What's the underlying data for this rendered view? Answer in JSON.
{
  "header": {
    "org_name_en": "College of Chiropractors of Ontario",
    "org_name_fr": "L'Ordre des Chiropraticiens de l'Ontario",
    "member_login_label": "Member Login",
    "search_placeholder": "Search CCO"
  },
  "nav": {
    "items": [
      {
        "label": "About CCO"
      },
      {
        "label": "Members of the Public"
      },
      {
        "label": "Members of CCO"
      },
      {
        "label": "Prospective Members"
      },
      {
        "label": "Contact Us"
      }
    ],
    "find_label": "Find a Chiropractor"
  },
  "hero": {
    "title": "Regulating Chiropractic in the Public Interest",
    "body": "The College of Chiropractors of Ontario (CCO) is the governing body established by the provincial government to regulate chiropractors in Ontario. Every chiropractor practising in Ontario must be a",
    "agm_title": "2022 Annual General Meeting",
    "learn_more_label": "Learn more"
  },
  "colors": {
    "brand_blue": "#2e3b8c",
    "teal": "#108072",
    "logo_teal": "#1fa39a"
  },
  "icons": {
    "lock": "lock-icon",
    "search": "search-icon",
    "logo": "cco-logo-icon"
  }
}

★ ★ ★ ★ ★

• Written task: Every line above should be retyped exactly as given.

• Finished answer:
What's the underlying data for this rendered view? Answer in JSON.
{
  "header": {
    "org_name_en": "College of Chiropractors of Ontario",
    "org_name_fr": "L'Ordre des Chiropraticiens de l'Ontario",
    "member_login_label": "Member Login",
    "search_placeholder": "Search CCO"
  },
  "nav": {
    "items": [
      {
        "label": "About CCO"
      },
      {
        "label": "Members of the Public"
      },
      {
        "label": "Members of CCO"
      },
      {
        "label": "Prospective Members"
      },
      {
        "label": "Contact Us"
      }
    ],
    "find_label": "Find a Chiropractor"
  },
  "hero": {
    "title": "Regulating Chiropractic in the Public Interest",
    "body": "The College of Chiropractors of Ontario (CCO) is the governing body established by the provincial government to regulate chiropractors in Ontario. Every chiropractor practising in Ontario must be a",
    "agm_title": "2022 Annual General Meeting",
    "learn_more_label": "Learn more"
  },
  "colors": {
    "brand_blue": "#2e3b8c",
    "teal": "#108072",
    "logo_teal": "#1fa39a"
  },
  "icons": {
    "lock": "lock-icon",
    "search": "search-icon",
    "logo": "cco-logo-icon"
  }
}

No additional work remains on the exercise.